### Provided records
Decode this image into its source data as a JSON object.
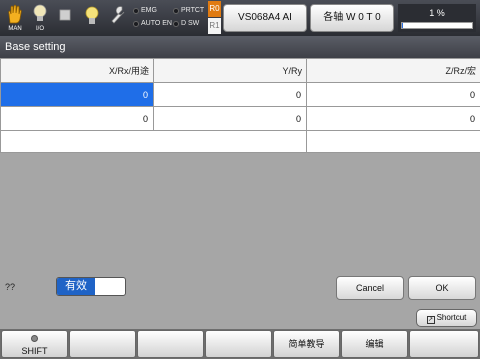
{
  "topbar": {
    "man_label": "MAN",
    "io_label": "I/O",
    "lamps": {
      "emg": "EMG",
      "auto_en": "AUTO EN",
      "prtct": "PRTCT",
      "d_sw": "D SW"
    },
    "r0": "R0",
    "r1": "R1",
    "robot_label": "VS068A4 AI",
    "axis_label": "各轴 W 0 T 0",
    "speed_label": "1 %",
    "speed_value": 0.01,
    "icons": [
      "hand-icon",
      "lightbulb-io-icon",
      "stop-square-icon",
      "lightbulb-icon",
      "wrench-icon"
    ]
  },
  "title": "Base setting",
  "table": {
    "headers": [
      "X/Rx/用途",
      "Y/Ry",
      "Z/Rz/宏"
    ],
    "rows": [
      [
        "0",
        "0",
        "0"
      ],
      [
        "0",
        "0",
        "0"
      ]
    ],
    "selected_color": "#1f6ee8"
  },
  "footer": {
    "qq_label": "??",
    "toggle_label": "有效",
    "cancel_label": "Cancel",
    "ok_label": "OK",
    "shortcut_label": "Shortcut"
  },
  "fkeys": [
    "SHIFT",
    "",
    "",
    "",
    "简单教导",
    "编辑",
    ""
  ]
}
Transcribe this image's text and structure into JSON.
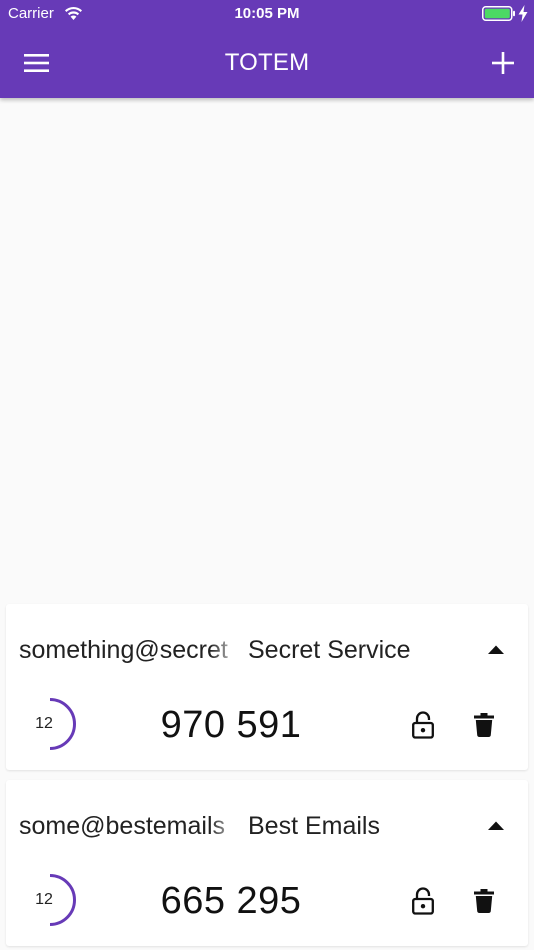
{
  "status_bar": {
    "carrier": "Carrier",
    "time": "10:05 PM",
    "icons": [
      "wifi-icon",
      "battery-icon",
      "charging-bolt-icon"
    ]
  },
  "app_bar": {
    "title": "TOTEM",
    "menu_icon": "hamburger-menu-icon",
    "add_icon": "plus-icon",
    "color": "#673ab7"
  },
  "accounts": [
    {
      "user": "something@secret",
      "issuer": "Secret Service",
      "timer": "12",
      "timer_fraction": 0.4,
      "code": "970 591",
      "icons": [
        "expand-up-icon",
        "unlocked-padlock-icon",
        "trash-icon"
      ]
    },
    {
      "user": "some@bestemails",
      "issuer": "Best Emails",
      "timer": "12",
      "timer_fraction": 0.4,
      "code": "665 295",
      "icons": [
        "expand-up-icon",
        "unlocked-padlock-icon",
        "trash-icon"
      ]
    }
  ],
  "colors": {
    "accent": "#673ab7",
    "background": "#fafafa",
    "card": "#ffffff",
    "text": "#222222"
  }
}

### Exercise
Leave out all pictures and retype precisely the lines that run from the line containing "Transcribe this image's" to the last line of the records.

### Written response
Transcribe this image's text and structure into JSON.
{
  "status_bar": {
    "carrier": "Carrier",
    "time": "10:05 PM",
    "icons": [
      "wifi-icon",
      "battery-icon",
      "charging-bolt-icon"
    ]
  },
  "app_bar": {
    "title": "TOTEM",
    "menu_icon": "hamburger-menu-icon",
    "add_icon": "plus-icon",
    "color": "#673ab7"
  },
  "accounts": [
    {
      "user": "something@secret",
      "issuer": "Secret Service",
      "timer": "12",
      "timer_fraction": 0.4,
      "code": "970 591",
      "icons": [
        "expand-up-icon",
        "unlocked-padlock-icon",
        "trash-icon"
      ]
    },
    {
      "user": "some@bestemails",
      "issuer": "Best Emails",
      "timer": "12",
      "timer_fraction": 0.4,
      "code": "665 295",
      "icons": [
        "expand-up-icon",
        "unlocked-padlock-icon",
        "trash-icon"
      ]
    }
  ],
  "colors": {
    "accent": "#673ab7",
    "background": "#fafafa",
    "card": "#ffffff",
    "text": "#222222"
  }
}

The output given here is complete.